Records from a dataset
* begin *
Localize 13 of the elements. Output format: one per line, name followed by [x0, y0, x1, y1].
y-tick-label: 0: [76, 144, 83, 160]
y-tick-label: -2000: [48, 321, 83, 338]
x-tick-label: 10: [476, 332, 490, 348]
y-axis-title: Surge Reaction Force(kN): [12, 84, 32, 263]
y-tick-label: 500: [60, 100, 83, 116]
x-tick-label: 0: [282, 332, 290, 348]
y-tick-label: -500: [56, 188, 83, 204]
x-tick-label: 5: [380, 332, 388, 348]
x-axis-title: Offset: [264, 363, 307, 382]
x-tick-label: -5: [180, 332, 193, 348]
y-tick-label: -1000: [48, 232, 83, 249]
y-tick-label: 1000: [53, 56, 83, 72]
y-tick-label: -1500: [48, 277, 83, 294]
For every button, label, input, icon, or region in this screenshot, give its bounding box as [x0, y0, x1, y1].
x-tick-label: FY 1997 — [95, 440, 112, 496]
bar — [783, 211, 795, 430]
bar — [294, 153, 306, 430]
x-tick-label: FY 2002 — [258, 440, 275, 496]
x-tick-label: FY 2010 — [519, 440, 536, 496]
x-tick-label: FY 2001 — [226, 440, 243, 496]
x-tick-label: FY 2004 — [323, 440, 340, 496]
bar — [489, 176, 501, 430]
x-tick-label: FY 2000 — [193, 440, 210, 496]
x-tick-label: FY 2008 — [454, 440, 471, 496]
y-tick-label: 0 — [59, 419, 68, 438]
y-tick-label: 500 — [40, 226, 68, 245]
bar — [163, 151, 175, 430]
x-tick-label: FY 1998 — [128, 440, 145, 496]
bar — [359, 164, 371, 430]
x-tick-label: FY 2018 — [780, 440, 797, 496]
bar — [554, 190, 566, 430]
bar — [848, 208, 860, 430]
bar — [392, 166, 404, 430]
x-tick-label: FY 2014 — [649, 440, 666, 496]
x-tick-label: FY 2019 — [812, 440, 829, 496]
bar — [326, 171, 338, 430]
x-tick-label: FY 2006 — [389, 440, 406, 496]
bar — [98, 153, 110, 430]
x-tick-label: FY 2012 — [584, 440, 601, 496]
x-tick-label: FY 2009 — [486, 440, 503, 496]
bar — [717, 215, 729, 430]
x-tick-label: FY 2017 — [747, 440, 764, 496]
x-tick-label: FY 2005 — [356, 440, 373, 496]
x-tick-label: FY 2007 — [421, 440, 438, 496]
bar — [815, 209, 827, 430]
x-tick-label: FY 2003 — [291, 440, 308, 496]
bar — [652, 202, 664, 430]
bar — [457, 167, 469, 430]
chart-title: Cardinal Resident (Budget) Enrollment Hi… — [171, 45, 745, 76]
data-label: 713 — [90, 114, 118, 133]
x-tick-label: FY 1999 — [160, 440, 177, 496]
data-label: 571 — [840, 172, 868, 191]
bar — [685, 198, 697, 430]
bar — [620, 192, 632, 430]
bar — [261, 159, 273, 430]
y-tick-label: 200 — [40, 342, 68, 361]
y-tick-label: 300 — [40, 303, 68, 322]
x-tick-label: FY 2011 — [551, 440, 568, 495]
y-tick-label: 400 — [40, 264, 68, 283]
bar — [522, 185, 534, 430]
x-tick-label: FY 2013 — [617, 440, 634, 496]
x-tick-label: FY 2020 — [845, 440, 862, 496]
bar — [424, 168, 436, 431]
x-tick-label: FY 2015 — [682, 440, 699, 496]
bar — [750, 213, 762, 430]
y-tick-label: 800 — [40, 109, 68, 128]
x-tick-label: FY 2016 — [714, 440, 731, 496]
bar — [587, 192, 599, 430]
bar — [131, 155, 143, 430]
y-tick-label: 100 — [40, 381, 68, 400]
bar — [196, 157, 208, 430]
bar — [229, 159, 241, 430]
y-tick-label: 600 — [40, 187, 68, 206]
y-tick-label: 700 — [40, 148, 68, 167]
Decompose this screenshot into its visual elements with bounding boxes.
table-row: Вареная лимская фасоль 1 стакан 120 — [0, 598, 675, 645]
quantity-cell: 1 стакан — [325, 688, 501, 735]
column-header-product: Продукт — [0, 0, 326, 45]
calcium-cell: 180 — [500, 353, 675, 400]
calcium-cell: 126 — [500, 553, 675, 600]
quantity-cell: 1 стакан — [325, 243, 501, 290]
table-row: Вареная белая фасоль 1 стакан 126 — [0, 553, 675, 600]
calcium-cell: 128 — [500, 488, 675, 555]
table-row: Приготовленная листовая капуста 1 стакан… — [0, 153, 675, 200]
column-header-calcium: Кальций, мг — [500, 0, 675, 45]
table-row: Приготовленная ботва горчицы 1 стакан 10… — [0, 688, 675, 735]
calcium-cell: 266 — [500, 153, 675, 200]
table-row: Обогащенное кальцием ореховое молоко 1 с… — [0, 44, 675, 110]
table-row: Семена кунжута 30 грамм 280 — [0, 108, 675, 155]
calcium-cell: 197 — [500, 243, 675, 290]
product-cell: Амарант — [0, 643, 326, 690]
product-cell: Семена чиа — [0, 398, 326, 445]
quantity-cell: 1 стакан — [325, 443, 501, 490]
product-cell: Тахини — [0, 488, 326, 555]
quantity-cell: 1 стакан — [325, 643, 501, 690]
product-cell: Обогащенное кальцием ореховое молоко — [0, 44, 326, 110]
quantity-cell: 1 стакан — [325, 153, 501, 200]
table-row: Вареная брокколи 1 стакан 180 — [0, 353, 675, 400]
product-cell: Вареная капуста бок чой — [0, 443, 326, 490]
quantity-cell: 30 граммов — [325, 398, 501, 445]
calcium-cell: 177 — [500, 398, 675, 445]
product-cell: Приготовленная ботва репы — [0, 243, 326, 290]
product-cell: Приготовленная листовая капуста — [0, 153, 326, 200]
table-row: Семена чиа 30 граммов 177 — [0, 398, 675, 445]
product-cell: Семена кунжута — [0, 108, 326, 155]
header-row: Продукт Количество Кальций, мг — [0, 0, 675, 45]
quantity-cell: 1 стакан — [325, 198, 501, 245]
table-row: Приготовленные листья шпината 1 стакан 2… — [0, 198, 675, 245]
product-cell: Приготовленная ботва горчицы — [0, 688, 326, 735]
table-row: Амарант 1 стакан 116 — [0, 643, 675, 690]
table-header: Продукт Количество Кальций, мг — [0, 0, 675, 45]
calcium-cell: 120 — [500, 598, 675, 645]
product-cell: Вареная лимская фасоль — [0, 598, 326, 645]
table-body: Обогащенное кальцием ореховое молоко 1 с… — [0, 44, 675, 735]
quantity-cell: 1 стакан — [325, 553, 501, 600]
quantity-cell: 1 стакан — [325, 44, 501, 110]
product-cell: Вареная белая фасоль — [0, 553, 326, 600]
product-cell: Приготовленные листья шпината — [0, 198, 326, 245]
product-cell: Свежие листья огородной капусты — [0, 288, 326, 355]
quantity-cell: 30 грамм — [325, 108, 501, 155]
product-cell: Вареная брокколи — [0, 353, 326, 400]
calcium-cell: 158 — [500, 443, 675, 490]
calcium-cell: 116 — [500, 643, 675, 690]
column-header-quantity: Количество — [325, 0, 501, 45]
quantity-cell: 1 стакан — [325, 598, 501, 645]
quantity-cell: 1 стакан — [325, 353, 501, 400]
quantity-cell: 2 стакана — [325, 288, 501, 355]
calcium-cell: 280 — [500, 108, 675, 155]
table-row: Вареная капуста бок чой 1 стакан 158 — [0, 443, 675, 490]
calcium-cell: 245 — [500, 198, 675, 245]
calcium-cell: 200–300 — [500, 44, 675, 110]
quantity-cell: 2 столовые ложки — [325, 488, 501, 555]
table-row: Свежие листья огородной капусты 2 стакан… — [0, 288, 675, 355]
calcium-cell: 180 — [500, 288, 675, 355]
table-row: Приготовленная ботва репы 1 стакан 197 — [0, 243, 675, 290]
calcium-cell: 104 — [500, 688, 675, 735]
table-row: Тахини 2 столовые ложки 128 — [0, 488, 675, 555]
* end *
• _Exercise goal_
Write out the items word for word, starting at the very first line and stopping after the line that contains "y-tick-label: -1000: [48, 232, 83, 249]", with that line included.

• _Output for this task_
Localize 13 of the elements. Output format: one per line, name followed by [x0, y0, x1, y1].
y-tick-label: 0: [76, 144, 83, 160]
y-tick-label: -2000: [48, 321, 83, 338]
x-tick-label: 10: [476, 332, 490, 348]
y-axis-title: Surge Reaction Force(kN): [12, 84, 32, 263]
y-tick-label: 500: [60, 100, 83, 116]
x-tick-label: 0: [282, 332, 290, 348]
y-tick-label: -500: [56, 188, 83, 204]
x-tick-label: 5: [380, 332, 388, 348]
x-axis-title: Offset: [264, 363, 307, 382]
x-tick-label: -5: [180, 332, 193, 348]
y-tick-label: -1000: [48, 232, 83, 249]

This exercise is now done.